TASK OBJECTIVE
Of the lines in the data below, count the ones holding the string "Size", and answer with that number only.

++++++++++++++++++++

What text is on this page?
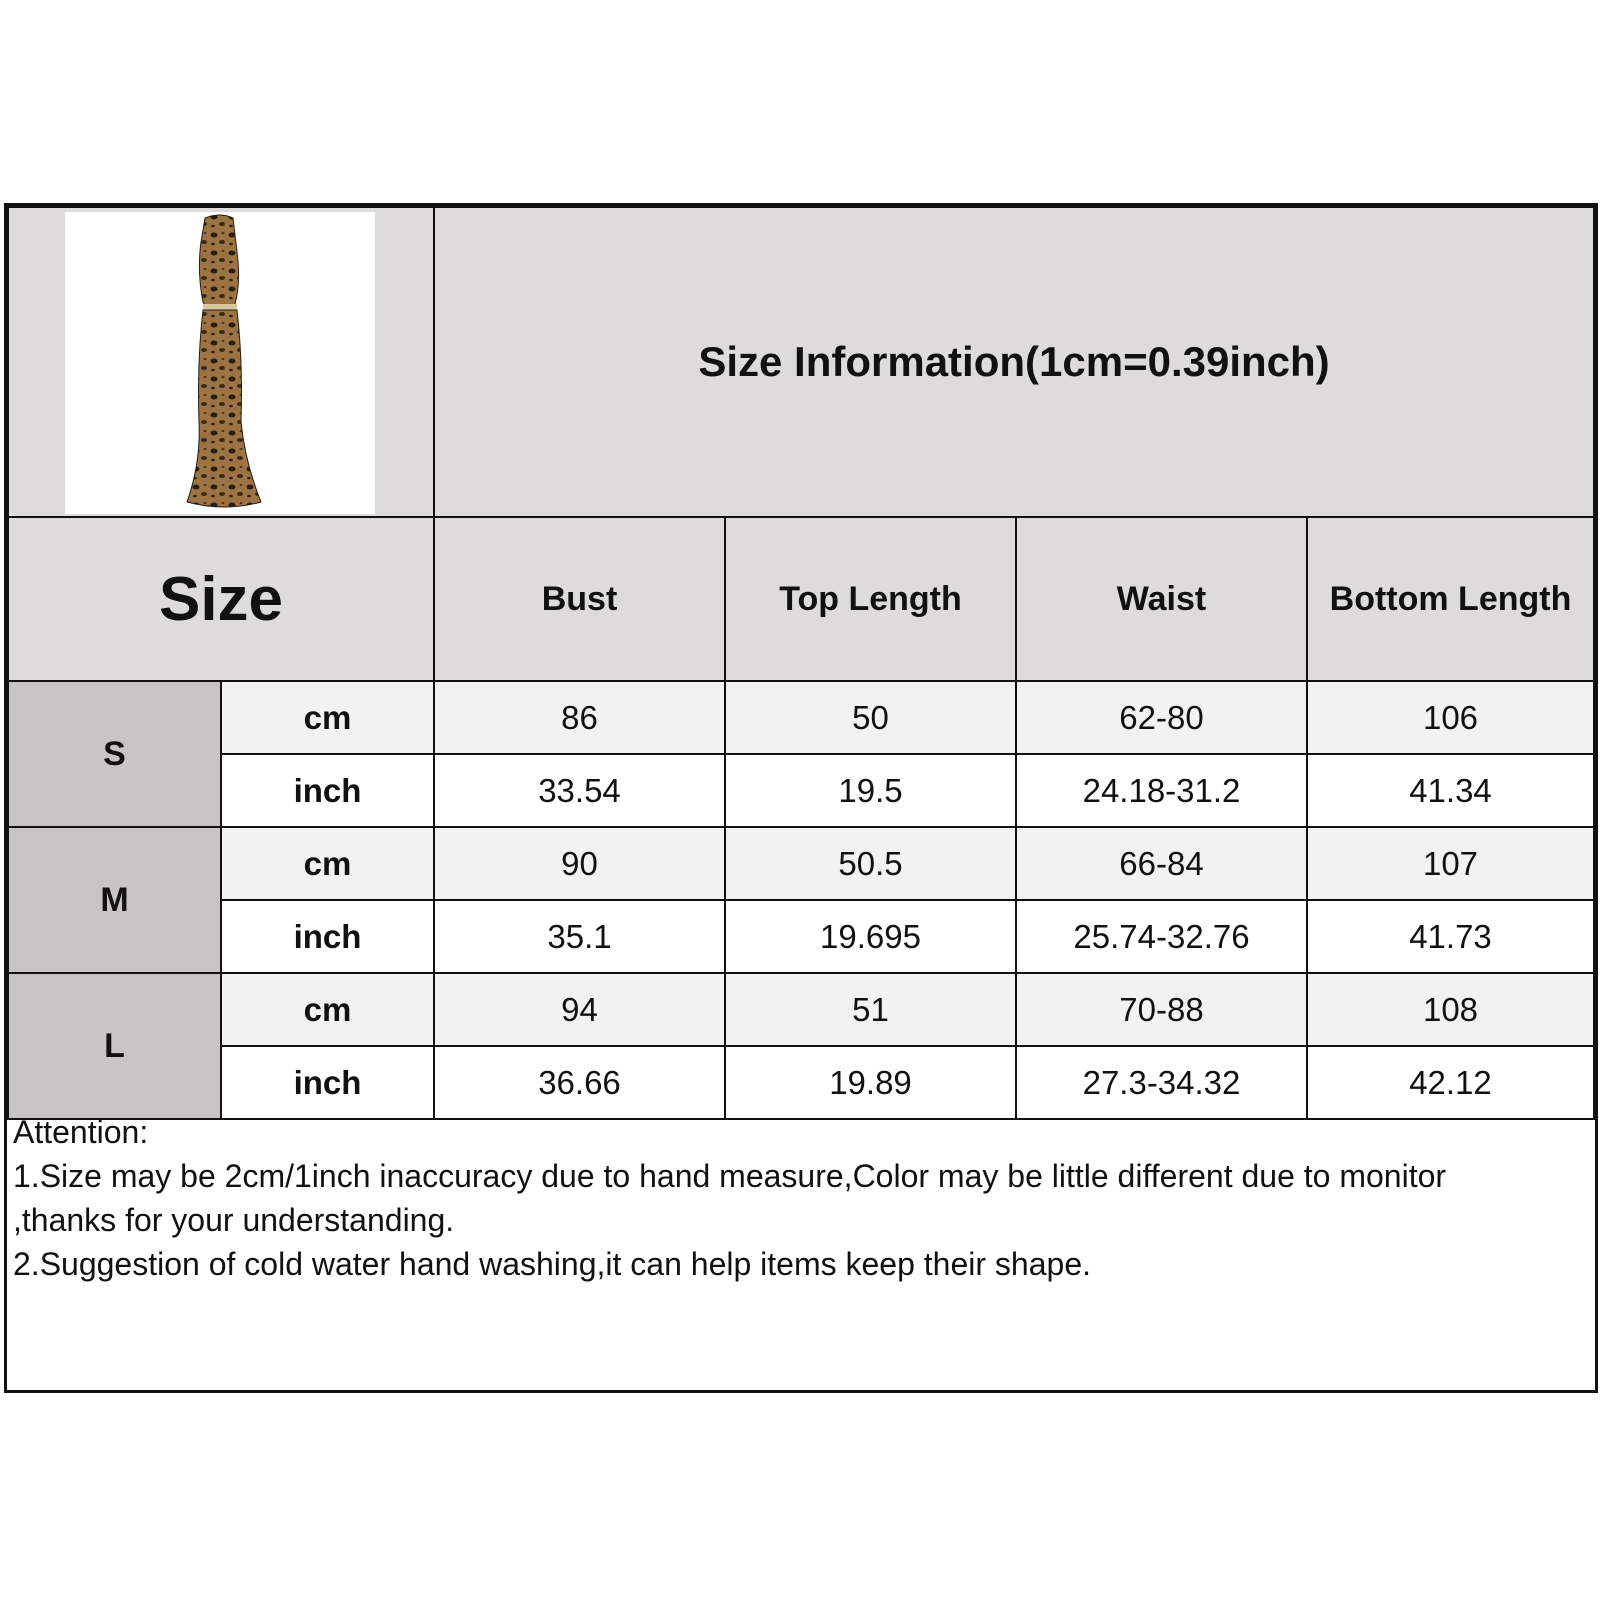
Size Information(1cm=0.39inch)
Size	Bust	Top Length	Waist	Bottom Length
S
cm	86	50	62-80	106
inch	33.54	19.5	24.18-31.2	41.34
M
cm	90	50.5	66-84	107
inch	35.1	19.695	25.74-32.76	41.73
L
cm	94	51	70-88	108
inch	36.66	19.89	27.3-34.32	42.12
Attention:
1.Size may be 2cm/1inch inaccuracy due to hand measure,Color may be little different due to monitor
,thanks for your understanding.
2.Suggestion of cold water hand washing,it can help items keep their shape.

++++++++++++++++++++

SOLUTION TO THE PROBLEM
3